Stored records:
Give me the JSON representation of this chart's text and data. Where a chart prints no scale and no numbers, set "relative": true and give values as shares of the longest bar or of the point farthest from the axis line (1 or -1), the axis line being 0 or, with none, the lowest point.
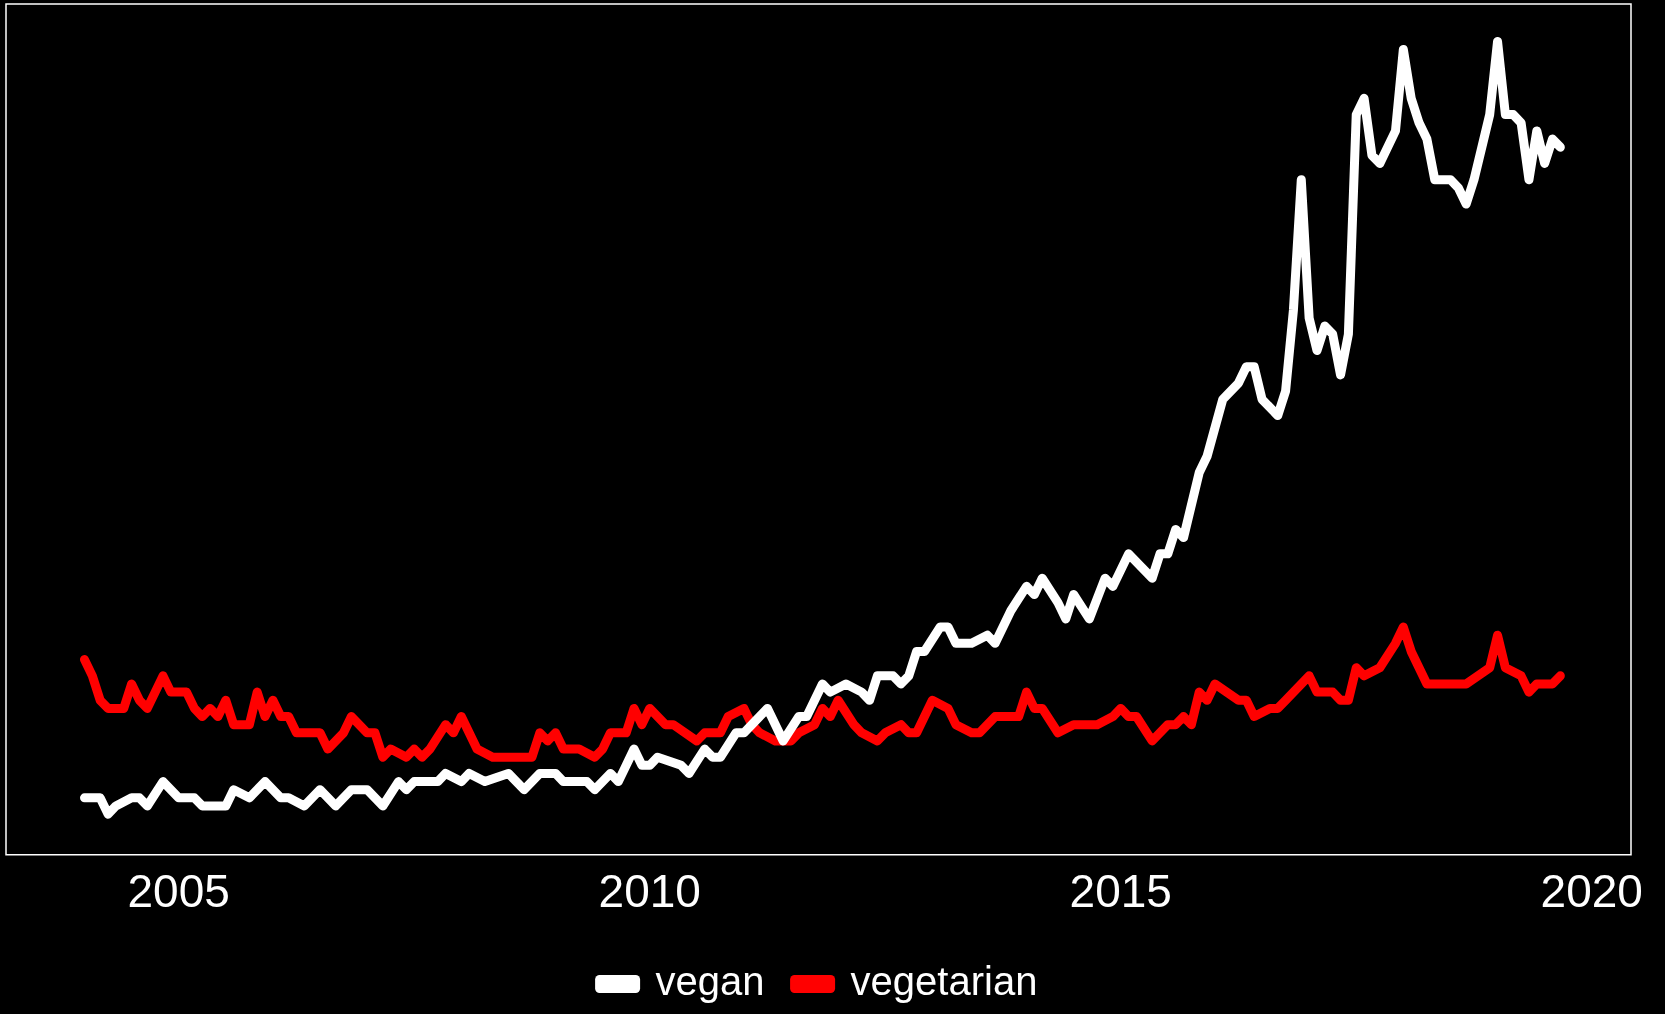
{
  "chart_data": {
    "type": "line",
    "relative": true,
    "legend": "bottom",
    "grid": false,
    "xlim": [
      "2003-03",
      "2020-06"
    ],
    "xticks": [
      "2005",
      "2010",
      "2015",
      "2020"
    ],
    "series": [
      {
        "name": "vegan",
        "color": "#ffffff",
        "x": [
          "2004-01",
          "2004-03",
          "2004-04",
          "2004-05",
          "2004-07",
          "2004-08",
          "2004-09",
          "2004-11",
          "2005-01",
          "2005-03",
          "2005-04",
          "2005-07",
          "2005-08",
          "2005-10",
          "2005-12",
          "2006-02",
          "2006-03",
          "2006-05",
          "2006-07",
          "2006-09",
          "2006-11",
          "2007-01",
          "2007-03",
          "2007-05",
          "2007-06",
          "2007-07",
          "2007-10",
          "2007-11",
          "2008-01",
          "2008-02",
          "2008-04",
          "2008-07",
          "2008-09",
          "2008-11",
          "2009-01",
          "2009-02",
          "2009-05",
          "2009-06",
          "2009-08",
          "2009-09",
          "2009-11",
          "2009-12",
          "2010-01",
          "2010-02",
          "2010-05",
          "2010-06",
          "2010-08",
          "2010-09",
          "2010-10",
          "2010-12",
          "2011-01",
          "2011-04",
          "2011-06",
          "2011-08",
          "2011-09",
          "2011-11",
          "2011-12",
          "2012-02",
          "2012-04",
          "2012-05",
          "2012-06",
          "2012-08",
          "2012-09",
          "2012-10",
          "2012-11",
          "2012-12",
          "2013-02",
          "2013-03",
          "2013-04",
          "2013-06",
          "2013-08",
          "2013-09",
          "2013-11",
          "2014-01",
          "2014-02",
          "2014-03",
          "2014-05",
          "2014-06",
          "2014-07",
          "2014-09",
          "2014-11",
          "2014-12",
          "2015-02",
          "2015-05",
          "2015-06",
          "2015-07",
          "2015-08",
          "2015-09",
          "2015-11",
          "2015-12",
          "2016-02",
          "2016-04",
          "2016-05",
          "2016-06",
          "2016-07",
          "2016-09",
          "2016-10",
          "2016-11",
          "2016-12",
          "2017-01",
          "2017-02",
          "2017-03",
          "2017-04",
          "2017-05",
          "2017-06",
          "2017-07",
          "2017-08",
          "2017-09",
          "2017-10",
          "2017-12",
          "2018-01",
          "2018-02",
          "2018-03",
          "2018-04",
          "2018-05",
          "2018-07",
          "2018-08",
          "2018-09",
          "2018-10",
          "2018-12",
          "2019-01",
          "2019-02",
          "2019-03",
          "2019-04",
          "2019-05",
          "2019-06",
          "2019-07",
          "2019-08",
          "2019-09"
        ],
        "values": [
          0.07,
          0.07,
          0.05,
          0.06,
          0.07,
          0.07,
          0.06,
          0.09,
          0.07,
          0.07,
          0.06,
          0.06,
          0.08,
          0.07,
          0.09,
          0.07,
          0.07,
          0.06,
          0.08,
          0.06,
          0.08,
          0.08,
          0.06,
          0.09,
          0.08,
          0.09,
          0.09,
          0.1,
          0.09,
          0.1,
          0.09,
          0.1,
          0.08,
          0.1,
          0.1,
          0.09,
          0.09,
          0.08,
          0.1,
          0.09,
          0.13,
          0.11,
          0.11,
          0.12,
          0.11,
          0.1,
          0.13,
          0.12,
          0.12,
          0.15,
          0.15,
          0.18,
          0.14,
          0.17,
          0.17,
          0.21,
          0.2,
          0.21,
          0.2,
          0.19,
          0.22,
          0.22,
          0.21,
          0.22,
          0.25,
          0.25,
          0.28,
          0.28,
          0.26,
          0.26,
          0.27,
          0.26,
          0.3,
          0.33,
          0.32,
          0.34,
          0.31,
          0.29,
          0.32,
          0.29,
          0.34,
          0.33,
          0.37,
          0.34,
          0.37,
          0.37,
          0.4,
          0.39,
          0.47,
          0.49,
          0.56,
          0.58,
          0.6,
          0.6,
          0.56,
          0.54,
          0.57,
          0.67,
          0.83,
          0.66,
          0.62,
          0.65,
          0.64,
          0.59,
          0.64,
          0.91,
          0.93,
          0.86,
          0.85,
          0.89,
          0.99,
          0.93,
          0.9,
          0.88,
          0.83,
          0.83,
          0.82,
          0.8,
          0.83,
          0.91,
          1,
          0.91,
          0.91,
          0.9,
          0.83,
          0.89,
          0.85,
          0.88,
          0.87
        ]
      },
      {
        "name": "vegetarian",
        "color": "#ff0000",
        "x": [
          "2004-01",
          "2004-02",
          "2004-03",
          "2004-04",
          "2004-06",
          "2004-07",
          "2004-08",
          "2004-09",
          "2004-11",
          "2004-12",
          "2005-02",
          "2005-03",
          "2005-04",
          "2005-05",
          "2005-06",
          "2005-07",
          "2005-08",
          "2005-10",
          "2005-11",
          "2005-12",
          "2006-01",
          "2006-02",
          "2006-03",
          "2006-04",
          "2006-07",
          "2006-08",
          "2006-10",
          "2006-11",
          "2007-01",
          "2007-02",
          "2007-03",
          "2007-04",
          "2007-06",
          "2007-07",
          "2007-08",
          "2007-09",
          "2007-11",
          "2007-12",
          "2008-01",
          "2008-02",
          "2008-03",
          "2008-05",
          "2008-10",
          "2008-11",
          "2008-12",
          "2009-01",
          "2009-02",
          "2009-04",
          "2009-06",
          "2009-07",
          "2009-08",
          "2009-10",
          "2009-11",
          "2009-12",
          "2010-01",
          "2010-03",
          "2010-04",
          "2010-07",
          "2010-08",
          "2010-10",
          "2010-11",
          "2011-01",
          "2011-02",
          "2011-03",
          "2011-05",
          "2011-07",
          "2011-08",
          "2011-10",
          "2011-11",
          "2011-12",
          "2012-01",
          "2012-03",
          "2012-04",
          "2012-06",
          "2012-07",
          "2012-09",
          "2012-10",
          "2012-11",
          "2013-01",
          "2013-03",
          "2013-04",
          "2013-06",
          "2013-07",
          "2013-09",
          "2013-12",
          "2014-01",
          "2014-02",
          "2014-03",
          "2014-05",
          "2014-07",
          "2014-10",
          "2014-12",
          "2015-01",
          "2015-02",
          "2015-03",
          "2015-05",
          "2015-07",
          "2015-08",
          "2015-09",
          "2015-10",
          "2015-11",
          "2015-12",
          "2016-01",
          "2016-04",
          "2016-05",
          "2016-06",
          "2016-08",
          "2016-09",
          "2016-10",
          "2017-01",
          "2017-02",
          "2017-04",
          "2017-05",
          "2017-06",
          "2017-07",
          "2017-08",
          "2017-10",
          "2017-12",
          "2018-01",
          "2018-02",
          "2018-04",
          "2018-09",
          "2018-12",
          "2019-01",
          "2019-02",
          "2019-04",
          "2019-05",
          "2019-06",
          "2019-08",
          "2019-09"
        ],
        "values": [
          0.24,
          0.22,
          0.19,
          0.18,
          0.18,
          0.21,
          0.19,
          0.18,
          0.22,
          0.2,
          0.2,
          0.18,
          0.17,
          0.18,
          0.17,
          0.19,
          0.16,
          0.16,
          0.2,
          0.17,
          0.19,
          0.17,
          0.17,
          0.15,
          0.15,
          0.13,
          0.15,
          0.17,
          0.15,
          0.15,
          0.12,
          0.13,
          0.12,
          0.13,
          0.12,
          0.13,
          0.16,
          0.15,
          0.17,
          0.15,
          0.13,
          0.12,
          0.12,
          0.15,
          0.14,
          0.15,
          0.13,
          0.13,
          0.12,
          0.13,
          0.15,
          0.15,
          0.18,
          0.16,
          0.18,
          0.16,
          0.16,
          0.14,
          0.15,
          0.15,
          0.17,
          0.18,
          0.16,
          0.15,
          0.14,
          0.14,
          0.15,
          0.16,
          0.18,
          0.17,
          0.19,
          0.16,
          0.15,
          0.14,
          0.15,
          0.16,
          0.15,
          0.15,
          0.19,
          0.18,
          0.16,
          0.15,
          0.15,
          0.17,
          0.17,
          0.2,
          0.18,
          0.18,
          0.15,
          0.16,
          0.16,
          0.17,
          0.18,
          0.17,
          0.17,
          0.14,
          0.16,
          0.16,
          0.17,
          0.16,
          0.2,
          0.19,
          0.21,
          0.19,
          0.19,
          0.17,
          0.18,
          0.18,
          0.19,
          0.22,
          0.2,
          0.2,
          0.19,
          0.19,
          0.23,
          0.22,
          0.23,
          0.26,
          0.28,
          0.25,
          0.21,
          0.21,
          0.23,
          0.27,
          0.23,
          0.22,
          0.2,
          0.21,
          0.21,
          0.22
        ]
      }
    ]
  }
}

* * *

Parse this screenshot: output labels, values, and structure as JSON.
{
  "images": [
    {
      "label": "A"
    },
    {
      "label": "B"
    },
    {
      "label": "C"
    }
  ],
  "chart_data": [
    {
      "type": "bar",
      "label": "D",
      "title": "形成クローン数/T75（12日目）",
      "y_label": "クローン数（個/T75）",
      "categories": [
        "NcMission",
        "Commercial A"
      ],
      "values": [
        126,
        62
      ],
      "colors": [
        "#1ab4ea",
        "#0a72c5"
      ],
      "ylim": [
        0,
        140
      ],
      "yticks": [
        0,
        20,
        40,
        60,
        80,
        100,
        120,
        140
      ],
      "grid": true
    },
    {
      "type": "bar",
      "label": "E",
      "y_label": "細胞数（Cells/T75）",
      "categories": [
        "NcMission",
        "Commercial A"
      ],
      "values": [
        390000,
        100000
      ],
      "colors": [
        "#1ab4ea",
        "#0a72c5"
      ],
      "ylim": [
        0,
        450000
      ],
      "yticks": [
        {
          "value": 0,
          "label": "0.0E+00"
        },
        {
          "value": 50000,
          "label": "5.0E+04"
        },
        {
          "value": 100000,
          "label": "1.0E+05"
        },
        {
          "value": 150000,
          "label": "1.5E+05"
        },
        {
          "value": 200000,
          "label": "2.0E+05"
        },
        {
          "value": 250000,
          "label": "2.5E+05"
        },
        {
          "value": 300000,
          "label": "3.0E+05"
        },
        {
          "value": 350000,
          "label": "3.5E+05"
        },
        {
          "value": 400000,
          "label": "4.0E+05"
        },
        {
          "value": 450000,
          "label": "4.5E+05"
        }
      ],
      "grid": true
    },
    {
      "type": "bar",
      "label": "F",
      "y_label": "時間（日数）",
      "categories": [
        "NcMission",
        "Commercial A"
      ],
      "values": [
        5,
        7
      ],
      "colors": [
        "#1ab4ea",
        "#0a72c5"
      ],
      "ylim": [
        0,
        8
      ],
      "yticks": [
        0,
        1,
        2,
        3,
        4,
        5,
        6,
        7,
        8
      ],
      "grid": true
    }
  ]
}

---

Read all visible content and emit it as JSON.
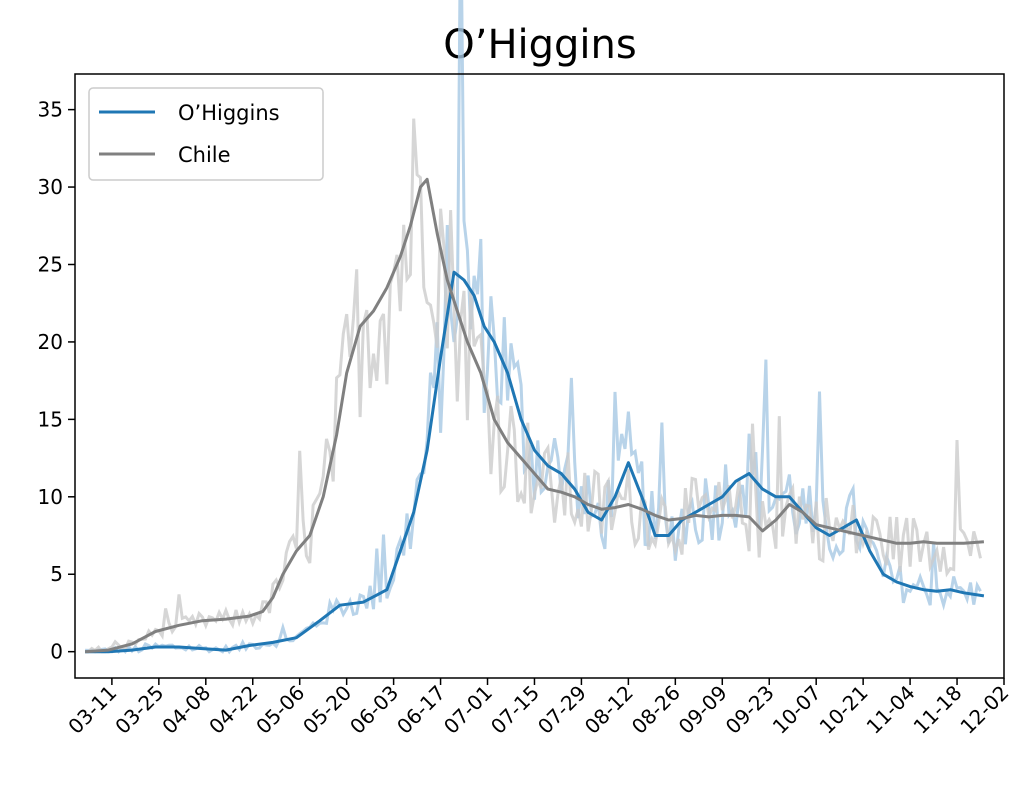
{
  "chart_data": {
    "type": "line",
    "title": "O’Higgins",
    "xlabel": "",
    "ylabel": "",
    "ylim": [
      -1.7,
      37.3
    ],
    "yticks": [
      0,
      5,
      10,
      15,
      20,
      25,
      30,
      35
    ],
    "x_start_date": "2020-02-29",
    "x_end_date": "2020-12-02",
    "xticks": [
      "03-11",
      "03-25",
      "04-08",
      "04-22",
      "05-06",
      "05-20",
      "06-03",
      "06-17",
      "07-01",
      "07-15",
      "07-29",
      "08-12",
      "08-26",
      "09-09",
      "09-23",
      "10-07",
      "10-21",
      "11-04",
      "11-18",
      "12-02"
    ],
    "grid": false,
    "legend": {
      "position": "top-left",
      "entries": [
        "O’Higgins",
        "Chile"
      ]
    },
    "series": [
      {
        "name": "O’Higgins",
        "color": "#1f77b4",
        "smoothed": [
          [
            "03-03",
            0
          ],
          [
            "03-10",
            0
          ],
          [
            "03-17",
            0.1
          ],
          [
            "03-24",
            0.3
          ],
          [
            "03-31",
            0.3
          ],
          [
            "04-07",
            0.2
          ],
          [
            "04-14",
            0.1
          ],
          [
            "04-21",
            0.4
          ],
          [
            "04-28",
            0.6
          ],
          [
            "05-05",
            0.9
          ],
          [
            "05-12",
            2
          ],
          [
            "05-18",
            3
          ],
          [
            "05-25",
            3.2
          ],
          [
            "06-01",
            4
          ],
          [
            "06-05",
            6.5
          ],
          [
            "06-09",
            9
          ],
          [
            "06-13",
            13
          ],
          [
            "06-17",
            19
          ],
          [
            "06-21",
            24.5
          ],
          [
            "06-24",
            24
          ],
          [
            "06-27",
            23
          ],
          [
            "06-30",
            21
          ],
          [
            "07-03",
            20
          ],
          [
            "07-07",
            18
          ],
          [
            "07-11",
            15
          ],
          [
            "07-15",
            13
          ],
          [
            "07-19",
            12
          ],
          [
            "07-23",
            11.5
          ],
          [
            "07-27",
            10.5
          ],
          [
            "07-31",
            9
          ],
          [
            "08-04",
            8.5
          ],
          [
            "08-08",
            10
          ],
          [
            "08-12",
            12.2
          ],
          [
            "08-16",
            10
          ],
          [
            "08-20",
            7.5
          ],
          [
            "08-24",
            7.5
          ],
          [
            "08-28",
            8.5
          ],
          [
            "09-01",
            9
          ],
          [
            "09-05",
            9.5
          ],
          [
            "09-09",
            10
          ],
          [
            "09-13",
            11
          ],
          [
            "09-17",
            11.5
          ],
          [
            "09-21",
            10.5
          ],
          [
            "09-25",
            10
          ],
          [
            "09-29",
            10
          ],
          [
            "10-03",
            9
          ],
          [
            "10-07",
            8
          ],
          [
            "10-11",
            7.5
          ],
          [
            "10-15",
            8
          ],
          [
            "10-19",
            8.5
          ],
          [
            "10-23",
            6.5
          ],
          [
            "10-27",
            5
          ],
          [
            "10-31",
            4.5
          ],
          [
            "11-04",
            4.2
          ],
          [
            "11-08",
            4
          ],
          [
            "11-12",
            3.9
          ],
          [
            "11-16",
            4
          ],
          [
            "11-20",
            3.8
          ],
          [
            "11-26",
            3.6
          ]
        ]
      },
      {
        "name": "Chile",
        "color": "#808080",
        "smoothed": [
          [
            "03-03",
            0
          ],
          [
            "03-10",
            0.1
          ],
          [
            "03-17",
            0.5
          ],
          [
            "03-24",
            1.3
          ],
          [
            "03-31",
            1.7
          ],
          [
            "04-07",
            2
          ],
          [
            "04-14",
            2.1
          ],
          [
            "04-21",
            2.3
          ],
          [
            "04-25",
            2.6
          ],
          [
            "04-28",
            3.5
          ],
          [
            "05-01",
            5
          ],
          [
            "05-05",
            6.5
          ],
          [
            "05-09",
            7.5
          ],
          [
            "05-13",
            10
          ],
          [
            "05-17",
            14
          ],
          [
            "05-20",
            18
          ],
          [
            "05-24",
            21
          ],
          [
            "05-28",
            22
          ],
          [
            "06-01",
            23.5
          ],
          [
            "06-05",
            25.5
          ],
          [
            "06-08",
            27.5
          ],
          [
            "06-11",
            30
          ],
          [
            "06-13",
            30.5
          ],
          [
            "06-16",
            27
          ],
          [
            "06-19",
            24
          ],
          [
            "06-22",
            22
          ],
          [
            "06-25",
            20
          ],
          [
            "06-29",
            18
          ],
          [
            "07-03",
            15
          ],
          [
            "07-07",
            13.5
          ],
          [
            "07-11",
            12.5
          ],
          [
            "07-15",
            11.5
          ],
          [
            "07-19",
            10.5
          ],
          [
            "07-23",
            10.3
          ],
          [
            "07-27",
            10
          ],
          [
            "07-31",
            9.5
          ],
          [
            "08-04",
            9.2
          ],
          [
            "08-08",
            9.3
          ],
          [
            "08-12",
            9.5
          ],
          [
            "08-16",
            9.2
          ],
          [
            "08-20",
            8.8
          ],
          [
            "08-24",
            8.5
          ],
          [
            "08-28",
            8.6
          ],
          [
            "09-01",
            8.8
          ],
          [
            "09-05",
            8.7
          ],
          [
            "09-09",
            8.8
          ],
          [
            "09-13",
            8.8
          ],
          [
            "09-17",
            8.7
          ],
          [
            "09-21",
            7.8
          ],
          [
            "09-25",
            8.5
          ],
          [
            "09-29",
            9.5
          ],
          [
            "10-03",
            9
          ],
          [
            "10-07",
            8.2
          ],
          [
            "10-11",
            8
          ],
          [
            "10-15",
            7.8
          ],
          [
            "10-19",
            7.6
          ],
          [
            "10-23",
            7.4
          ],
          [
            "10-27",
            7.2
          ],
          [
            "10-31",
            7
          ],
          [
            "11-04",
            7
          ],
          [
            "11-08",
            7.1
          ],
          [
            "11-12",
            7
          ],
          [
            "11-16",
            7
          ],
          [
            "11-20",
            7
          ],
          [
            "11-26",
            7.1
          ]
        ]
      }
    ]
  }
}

## Set task
Gather each line of the listing that holds the string "name".

## Exercise solution
        "name": "vegan",
        "name": "vegetarian",
        "name": "O’Higgins",
        "name": "Chile",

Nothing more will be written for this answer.